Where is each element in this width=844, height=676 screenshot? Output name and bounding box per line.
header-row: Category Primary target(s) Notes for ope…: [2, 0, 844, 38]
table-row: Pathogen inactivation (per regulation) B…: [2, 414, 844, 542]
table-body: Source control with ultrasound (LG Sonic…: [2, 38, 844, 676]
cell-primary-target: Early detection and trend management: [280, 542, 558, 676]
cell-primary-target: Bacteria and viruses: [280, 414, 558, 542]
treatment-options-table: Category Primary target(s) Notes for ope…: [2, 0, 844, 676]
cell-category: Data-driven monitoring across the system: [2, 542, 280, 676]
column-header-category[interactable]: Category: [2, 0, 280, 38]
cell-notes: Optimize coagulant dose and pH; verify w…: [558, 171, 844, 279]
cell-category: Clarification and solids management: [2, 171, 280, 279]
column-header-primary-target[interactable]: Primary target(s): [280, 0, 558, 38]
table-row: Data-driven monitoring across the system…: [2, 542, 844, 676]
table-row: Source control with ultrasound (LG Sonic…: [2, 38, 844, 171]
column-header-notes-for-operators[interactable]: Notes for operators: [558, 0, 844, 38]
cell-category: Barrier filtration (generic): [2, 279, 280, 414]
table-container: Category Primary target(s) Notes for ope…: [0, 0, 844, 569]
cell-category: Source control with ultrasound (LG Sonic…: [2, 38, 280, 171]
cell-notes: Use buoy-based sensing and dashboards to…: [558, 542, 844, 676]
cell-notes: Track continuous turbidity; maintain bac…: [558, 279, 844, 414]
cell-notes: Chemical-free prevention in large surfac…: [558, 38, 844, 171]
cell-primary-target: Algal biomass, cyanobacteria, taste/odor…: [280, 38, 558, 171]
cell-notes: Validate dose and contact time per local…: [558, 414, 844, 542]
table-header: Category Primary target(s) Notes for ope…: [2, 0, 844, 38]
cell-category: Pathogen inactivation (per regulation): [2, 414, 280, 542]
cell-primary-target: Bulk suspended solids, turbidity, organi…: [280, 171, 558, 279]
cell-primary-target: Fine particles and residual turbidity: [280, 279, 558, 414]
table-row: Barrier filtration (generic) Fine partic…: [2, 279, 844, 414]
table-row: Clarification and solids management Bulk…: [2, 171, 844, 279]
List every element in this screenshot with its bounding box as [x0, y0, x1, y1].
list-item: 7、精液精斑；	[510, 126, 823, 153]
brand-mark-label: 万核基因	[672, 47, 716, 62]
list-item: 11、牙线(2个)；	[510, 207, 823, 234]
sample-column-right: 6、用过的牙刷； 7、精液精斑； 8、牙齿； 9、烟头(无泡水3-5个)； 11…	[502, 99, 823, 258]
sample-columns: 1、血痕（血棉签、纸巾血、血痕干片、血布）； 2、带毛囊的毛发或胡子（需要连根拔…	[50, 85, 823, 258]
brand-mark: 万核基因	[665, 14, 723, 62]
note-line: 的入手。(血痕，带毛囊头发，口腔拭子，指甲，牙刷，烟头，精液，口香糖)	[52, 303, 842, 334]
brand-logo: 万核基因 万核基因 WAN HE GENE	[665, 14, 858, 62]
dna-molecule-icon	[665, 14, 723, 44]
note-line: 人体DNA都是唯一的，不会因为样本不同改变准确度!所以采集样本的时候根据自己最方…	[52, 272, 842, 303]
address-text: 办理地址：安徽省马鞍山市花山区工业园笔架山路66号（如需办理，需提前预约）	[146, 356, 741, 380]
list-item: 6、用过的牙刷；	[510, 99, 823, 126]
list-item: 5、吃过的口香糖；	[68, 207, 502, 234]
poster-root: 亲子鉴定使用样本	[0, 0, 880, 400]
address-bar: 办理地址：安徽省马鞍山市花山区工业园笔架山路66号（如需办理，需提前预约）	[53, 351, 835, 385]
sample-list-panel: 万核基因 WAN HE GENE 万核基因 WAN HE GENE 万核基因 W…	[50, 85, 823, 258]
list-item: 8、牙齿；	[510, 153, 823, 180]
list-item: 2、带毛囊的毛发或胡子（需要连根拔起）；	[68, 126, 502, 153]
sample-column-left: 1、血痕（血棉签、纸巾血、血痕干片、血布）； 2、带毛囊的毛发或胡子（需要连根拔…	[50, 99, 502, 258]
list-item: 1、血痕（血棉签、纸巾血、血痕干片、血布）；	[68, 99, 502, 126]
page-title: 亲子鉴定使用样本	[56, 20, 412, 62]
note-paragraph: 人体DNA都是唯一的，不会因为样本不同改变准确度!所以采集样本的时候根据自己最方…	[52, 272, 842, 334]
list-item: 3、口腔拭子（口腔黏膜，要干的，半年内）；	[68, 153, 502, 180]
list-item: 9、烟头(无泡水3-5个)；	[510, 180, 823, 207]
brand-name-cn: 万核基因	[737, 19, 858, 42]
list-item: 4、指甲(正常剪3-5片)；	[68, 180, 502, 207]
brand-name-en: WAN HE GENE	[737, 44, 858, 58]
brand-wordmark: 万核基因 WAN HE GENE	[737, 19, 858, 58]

### Your instructions:
Read the entries above, then pull out the lines that include "万核基因".

### Answer to the problem:
brand-mark-label: 万核基因	[672, 47, 716, 62]
brand-mark: 万核基因	[665, 14, 723, 62]
brand-logo: 万核基因 万核基因 WAN HE GENE	[665, 14, 858, 62]
sample-list-panel: 万核基因 WAN HE GENE 万核基因 WAN HE GENE 万核基因 W…	[50, 85, 823, 258]
brand-name-cn: 万核基因	[737, 19, 858, 42]
brand-wordmark: 万核基因 WAN HE GENE	[737, 19, 858, 58]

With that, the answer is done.